# Exercise goal
According to the passage about Amanda Hocking, how many of her works did she sell in December?

Recently an article came out about self published fantasy writer and obsessive twitterer Amanda Hocking, whose ebooks have made twenty six year old Hocking a self-made millionaire. From Huffington Post:
“Unknown, living paycheck to paycheck in Austin, Minnesota, rejected by publishers all over New York, Amanda Hocking decided to self-publish on ebook platforms only. She sold 100,000 of her works in December, and over 10 months she’s more than 900,000. She’s 26 and is now making enough money to quit her day job and become a full time writer”
I can relate to Amanda. She has a passion and she does what she loves, works her butt off, and makes it happen. That’s how PunkTorah happened. Press have been treating her like an overnight success, but in reality, she has been writing and attempting to get published for over ten years. That’s a pretty long “night”!
The PunkTorah community spends a lot of time speculating about the future of DIY Judaism. And although the trends are swaying on our direction, the reality of the Big Jewish Movements is that they are still strong. Murderously strong, in fact. The Conservative Movement’s plan to begin offering franchising rights to indie minyanim is a blatant attempt at what economists would call Anti-Competitive Practices.

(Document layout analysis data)
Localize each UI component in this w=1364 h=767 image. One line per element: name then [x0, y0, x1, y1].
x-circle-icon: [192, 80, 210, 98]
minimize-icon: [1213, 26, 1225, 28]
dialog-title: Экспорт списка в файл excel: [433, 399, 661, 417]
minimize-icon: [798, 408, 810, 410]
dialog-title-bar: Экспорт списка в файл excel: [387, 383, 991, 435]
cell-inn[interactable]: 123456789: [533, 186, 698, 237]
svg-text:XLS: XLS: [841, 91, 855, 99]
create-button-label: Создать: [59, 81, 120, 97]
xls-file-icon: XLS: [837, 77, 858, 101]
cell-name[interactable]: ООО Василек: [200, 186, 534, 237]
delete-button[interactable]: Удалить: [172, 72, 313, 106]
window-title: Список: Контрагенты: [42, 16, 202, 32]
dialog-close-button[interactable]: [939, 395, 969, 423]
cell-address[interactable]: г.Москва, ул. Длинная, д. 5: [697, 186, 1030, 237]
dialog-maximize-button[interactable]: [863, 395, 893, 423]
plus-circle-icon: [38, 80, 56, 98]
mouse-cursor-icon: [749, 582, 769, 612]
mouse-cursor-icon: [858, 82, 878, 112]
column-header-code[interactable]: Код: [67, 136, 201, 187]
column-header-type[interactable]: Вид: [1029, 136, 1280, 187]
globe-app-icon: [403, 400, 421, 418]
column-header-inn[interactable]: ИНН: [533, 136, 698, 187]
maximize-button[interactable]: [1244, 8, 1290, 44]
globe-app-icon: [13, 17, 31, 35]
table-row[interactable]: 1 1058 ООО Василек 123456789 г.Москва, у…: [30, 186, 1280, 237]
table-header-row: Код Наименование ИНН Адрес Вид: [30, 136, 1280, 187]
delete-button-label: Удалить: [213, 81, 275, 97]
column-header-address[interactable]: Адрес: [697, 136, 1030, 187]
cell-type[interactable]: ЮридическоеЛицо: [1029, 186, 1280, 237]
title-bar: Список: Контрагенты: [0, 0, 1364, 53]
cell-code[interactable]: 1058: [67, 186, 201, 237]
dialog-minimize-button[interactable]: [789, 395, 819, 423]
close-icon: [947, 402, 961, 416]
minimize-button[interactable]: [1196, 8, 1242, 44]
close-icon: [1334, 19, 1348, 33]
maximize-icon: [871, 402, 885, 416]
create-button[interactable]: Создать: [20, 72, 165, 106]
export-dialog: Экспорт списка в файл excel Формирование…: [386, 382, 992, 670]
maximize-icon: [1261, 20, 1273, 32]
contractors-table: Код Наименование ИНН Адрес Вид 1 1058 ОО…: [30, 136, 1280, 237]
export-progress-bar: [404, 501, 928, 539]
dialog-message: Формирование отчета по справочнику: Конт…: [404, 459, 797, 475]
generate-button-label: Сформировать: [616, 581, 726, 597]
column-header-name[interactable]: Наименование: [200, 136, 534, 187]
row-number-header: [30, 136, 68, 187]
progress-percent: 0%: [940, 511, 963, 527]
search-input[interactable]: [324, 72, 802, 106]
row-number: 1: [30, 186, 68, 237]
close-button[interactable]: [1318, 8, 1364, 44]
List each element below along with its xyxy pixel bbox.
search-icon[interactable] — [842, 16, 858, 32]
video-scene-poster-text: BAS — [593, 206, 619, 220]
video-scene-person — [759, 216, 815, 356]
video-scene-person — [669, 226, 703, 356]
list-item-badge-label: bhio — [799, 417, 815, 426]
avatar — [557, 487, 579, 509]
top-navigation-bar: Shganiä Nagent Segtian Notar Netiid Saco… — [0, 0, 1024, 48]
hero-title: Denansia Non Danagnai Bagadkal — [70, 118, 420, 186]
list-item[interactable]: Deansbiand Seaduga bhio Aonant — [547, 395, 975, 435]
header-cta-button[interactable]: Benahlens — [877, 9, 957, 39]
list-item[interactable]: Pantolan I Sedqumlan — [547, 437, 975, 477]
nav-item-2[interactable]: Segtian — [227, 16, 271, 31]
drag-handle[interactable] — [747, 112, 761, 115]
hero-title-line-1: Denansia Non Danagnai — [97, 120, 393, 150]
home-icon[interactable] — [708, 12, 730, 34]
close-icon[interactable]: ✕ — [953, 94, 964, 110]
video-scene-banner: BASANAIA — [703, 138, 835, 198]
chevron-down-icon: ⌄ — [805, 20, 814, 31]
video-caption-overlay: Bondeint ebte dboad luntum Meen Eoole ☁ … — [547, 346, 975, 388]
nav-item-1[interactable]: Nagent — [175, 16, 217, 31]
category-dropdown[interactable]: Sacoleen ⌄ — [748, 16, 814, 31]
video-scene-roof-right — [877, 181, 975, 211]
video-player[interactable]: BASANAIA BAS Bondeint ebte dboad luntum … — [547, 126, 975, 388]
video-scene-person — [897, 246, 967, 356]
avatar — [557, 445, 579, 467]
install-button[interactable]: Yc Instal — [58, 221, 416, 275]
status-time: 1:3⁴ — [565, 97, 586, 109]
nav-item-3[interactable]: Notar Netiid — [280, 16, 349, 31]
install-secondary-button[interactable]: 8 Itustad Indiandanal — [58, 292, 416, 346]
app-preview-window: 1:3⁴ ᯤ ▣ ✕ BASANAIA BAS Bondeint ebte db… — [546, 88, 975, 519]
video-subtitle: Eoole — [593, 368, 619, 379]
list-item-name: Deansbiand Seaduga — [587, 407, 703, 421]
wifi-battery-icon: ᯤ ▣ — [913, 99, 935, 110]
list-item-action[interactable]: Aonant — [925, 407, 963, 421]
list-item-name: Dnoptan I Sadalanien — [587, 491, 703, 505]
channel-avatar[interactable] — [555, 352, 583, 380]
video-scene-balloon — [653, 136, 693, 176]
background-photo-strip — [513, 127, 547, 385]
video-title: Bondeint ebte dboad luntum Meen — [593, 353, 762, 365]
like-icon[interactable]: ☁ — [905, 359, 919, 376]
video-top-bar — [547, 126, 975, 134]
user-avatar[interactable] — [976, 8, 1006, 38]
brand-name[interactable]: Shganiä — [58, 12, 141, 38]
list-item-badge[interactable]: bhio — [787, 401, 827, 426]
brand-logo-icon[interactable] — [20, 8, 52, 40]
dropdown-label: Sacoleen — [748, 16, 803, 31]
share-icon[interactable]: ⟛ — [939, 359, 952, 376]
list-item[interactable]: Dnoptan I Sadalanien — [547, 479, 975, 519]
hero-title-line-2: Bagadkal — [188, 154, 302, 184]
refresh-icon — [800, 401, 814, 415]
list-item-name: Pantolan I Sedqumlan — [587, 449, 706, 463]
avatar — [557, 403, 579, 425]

# Result below
She sold 100,000 of her works in December.